▶ _Task to complete_
Using the records below, find every line that includes "aspiration" and copy it.

+---+

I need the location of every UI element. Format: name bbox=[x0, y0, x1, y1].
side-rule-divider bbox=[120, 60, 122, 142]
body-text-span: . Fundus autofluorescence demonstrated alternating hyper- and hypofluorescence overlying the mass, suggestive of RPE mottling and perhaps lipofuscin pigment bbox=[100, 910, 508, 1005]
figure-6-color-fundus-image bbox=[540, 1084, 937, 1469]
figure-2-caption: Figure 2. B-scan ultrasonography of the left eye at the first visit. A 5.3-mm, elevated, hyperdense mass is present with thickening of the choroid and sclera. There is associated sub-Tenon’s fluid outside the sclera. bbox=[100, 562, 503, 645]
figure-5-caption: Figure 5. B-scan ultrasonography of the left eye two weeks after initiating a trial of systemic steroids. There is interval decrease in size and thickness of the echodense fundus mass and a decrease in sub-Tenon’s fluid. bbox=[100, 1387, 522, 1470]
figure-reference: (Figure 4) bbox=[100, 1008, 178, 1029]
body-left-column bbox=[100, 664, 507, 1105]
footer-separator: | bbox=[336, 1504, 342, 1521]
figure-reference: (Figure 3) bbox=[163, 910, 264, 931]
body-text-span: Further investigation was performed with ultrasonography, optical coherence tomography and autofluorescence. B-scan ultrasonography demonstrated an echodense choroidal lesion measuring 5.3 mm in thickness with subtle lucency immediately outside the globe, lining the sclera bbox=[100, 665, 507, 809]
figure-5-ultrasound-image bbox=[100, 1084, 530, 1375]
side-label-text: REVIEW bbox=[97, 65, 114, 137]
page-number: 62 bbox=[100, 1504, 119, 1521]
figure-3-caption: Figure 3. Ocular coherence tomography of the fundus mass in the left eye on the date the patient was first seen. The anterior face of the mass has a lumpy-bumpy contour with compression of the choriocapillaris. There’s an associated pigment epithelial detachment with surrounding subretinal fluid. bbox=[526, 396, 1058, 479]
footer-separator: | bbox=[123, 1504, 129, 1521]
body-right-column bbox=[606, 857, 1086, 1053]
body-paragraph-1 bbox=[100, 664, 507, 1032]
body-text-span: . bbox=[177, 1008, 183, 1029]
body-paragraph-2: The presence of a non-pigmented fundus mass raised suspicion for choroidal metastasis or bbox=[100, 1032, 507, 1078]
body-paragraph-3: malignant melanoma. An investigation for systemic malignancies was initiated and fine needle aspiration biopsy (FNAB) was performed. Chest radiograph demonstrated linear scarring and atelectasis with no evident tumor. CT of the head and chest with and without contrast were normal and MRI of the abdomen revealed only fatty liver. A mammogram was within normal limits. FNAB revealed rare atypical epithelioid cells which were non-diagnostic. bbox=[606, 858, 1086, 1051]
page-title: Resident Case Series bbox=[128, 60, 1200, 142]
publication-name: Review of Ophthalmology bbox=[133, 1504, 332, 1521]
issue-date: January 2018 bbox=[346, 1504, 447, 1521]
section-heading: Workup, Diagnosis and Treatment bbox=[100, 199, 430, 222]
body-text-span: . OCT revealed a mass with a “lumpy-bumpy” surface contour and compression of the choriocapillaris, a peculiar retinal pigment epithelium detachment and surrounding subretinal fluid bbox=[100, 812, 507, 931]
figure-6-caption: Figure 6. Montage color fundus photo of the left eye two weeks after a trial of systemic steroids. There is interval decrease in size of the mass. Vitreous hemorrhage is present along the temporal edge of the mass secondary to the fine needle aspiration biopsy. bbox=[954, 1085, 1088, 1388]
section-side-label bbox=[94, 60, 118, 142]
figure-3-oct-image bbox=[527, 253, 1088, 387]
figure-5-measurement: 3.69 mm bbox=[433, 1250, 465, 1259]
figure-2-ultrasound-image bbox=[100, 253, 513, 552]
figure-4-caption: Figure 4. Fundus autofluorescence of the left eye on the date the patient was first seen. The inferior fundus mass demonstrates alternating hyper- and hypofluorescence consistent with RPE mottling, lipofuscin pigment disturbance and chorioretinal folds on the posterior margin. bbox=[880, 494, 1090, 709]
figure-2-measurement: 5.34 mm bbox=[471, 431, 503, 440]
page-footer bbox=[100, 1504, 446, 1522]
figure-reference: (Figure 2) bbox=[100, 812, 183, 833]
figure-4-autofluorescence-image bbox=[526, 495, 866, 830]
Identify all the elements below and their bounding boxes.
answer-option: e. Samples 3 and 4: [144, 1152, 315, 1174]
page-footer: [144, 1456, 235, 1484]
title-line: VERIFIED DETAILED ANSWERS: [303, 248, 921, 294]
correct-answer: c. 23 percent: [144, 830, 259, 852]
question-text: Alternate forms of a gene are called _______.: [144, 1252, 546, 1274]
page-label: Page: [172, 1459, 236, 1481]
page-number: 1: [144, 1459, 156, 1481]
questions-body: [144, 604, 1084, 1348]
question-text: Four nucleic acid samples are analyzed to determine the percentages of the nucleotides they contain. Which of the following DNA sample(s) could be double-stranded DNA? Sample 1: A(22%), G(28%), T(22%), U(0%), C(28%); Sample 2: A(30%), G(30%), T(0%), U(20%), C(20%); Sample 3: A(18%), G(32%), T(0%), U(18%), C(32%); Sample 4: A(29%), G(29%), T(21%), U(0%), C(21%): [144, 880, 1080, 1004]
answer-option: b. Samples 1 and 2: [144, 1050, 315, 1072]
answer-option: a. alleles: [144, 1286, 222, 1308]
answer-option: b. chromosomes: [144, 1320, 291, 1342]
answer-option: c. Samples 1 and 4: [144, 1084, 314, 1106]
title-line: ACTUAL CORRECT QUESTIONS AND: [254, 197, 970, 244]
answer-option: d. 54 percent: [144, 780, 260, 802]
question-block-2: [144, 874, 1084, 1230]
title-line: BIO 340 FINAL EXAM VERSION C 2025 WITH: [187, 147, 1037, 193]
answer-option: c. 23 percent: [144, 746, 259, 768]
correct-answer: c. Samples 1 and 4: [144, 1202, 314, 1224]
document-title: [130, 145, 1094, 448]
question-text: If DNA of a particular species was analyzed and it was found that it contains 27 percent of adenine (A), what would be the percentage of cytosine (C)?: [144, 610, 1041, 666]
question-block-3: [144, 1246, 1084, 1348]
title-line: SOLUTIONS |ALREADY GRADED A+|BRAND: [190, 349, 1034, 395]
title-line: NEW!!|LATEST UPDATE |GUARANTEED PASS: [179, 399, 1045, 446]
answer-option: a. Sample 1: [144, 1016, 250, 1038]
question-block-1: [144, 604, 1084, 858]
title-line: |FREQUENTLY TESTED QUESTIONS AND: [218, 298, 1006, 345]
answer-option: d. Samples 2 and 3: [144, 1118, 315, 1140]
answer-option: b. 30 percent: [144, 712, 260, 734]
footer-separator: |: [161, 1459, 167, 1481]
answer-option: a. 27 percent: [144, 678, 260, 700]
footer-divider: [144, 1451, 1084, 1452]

+---+

▶ _Result_
body-paragraph-3: malignant melanoma. An investigation for systemic malignancies was initiated and fine needle aspiration biopsy (FNAB) was performed. Chest radiograph demonstrated linear scarring and atelectasis with no evident tumor. CT of the head and chest with and without contrast were normal and MRI of the abdomen revealed only fatty liver. A mammogram was within normal limits. FNAB revealed rare atypical epithelioid cells which were non-diagnostic. bbox=[606, 858, 1086, 1051]
figure-6-caption: Figure 6. Montage color fundus photo of the left eye two weeks after a trial of systemic steroids. There is interval decrease in size of the mass. Vitreous hemorrhage is present along the temporal edge of the mass secondary to the fine needle aspiration biopsy. bbox=[954, 1085, 1088, 1388]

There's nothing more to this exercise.